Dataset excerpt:
◇ ◇ ◇ ◇ ◇ ◇ ◇
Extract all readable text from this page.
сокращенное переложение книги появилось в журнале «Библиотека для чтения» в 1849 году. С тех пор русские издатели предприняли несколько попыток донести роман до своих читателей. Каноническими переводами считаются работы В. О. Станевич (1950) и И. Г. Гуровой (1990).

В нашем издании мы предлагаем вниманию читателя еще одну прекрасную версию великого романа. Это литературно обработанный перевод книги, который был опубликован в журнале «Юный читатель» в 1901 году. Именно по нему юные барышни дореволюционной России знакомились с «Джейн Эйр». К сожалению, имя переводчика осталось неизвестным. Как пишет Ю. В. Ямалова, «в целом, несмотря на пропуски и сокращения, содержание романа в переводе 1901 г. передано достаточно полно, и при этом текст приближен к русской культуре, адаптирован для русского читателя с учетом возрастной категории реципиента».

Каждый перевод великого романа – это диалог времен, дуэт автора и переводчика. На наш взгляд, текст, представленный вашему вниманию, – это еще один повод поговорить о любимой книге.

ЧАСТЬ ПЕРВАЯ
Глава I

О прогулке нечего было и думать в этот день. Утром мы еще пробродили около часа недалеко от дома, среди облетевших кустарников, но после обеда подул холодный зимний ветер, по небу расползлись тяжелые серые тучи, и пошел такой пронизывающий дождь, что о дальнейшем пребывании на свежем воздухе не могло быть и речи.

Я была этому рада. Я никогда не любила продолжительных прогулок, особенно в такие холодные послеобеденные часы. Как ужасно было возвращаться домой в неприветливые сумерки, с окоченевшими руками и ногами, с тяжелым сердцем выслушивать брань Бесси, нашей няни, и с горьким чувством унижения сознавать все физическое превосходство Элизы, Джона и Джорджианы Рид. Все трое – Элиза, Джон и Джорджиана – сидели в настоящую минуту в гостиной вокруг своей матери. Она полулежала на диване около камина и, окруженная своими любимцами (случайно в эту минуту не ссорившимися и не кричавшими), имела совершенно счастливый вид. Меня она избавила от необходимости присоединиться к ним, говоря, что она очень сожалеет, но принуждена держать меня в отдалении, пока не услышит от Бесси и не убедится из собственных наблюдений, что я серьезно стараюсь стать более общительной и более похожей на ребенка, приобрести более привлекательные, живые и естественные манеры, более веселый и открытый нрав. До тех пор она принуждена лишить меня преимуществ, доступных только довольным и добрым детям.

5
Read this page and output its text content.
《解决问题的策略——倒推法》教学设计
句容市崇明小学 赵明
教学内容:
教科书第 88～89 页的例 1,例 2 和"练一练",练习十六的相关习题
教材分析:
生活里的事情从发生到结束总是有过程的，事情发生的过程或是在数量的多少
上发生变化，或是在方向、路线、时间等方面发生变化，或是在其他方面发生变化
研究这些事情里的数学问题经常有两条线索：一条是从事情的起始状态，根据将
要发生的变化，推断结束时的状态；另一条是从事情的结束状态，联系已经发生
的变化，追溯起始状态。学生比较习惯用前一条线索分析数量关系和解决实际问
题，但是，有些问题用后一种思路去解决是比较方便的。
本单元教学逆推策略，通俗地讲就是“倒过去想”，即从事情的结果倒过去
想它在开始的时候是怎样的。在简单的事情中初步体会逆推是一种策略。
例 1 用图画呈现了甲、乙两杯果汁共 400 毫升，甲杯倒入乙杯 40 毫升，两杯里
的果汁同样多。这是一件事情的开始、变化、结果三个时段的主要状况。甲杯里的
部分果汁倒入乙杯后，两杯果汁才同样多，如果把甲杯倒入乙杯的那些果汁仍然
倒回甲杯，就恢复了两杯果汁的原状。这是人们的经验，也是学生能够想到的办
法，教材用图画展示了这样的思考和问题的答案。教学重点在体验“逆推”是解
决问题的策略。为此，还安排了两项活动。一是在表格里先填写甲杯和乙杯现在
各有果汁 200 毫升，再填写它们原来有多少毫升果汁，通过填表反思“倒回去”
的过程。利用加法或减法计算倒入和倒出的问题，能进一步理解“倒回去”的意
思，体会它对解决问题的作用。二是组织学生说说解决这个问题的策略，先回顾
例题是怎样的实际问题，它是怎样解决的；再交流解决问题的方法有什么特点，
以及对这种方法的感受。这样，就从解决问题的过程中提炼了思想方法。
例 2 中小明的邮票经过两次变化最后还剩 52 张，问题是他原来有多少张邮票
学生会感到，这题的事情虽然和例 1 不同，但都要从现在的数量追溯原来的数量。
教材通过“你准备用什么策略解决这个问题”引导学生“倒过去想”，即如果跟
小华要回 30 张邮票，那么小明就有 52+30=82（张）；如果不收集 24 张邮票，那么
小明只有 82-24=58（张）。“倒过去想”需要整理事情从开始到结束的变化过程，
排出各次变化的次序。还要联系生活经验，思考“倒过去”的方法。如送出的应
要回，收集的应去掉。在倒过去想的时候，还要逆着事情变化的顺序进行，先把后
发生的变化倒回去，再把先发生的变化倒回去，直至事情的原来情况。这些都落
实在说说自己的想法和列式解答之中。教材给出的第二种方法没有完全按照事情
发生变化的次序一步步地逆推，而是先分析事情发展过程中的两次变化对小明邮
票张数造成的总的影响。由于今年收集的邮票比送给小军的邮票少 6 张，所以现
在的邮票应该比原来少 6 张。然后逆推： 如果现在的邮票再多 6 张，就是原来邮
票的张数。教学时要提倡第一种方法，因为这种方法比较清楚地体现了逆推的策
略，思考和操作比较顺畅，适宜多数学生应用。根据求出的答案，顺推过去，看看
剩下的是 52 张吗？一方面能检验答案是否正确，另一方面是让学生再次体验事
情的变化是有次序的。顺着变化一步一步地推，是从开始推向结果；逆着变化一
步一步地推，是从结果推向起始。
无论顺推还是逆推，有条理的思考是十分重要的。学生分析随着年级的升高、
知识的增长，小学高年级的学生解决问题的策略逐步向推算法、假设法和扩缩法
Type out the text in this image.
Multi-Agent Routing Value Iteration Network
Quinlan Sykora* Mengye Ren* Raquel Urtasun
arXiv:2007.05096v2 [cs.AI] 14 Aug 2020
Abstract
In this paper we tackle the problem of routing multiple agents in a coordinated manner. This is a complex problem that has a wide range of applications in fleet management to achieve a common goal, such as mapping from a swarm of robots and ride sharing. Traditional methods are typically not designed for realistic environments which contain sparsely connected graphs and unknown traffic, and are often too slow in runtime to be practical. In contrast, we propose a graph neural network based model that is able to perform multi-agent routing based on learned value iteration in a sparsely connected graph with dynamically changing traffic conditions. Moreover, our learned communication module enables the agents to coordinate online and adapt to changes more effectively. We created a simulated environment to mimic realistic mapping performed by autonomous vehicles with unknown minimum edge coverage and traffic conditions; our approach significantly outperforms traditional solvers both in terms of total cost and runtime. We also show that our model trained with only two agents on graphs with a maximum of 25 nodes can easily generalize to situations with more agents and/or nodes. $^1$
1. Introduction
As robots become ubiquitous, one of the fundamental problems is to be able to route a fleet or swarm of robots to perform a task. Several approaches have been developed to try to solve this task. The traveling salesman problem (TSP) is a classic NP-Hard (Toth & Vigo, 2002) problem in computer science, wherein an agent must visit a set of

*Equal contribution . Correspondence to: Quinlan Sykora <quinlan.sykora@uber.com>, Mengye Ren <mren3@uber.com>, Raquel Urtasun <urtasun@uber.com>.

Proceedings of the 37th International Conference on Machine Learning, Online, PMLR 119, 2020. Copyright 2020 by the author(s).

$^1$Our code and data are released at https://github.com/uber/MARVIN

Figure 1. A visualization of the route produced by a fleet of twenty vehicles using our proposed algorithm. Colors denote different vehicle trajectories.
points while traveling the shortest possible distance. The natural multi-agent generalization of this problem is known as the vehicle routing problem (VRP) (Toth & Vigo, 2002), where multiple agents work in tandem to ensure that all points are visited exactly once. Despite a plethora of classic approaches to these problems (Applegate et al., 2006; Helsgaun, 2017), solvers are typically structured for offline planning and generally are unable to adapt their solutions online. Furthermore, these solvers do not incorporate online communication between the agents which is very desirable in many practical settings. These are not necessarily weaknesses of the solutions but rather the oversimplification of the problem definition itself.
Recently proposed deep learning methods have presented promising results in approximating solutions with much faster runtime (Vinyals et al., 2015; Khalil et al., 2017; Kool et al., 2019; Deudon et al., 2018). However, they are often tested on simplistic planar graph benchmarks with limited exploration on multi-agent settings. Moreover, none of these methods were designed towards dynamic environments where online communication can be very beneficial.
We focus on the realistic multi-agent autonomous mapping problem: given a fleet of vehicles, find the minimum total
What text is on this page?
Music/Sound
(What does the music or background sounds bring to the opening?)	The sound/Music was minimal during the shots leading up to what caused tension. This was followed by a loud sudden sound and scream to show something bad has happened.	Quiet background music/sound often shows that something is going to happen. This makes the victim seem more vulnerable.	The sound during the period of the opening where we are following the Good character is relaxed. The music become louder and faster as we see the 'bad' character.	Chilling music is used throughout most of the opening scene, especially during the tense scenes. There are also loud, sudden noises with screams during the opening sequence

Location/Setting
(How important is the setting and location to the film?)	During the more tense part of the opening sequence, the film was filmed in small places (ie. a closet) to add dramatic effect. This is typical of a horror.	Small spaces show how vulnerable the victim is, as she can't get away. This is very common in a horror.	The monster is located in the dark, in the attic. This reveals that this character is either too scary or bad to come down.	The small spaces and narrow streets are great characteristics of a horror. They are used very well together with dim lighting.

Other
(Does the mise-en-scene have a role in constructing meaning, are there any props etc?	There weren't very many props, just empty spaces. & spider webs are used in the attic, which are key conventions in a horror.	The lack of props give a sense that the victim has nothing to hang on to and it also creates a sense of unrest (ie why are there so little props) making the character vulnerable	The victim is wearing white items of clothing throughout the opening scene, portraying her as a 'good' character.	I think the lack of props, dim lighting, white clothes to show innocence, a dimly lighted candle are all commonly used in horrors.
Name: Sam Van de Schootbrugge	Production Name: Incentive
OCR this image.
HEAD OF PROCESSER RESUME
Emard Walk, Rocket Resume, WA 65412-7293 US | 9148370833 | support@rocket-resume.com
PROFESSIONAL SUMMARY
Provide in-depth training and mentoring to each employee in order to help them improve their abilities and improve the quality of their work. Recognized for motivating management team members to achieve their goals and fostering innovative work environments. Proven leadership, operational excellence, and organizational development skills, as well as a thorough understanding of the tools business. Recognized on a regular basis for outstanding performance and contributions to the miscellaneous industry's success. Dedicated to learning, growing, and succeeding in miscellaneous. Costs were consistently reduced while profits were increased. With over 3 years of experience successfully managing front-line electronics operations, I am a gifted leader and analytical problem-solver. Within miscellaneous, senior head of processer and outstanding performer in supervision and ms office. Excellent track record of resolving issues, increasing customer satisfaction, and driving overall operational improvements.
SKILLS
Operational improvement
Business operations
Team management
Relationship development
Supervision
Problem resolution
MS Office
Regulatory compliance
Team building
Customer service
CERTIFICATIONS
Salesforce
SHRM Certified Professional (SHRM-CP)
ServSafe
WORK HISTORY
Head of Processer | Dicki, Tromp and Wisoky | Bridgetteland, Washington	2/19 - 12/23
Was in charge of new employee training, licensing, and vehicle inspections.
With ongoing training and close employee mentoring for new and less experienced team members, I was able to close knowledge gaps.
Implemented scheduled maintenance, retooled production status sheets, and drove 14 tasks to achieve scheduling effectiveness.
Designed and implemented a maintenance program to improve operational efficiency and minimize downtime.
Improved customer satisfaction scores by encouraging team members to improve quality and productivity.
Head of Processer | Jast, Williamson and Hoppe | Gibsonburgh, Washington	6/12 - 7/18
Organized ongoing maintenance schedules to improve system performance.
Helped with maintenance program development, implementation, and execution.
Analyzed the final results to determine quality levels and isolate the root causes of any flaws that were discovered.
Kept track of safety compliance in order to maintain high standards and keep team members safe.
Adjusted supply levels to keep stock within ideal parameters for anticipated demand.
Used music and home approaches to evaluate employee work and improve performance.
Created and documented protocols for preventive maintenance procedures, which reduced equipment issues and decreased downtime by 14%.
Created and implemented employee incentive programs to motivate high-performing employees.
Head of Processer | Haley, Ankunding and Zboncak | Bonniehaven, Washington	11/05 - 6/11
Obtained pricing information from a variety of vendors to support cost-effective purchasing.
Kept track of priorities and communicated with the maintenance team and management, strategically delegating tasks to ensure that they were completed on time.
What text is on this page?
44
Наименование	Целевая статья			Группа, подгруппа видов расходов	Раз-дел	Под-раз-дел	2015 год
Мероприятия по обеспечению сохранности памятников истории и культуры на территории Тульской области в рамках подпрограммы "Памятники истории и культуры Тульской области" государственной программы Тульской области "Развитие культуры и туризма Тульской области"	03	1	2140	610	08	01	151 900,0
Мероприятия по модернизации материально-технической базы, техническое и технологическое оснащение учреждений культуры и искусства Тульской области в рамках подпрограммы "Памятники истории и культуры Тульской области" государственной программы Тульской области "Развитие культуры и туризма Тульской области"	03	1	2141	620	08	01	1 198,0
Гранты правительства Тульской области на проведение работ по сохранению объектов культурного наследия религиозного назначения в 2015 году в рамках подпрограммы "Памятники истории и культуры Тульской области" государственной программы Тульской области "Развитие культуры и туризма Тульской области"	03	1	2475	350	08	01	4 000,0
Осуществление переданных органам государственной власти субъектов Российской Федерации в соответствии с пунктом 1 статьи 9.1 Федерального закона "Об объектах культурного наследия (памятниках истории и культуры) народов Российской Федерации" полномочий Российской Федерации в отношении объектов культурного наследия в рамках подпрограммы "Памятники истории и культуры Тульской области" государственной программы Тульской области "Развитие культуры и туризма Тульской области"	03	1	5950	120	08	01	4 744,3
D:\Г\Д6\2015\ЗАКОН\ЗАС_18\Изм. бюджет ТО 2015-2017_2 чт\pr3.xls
◇ ◇ ◇ ◇ ◇ ◇ ◇
Challenge: Return all lines with the word "tasks" in them.

Result for this task:
Implemented scheduled maintenance, retooled production status sheets, and drove 14 tasks to achieve scheduling effectiveness.
Kept track of priorities and communicated with the maintenance team and management, strategically delegating tasks to ensure that they were completed on time.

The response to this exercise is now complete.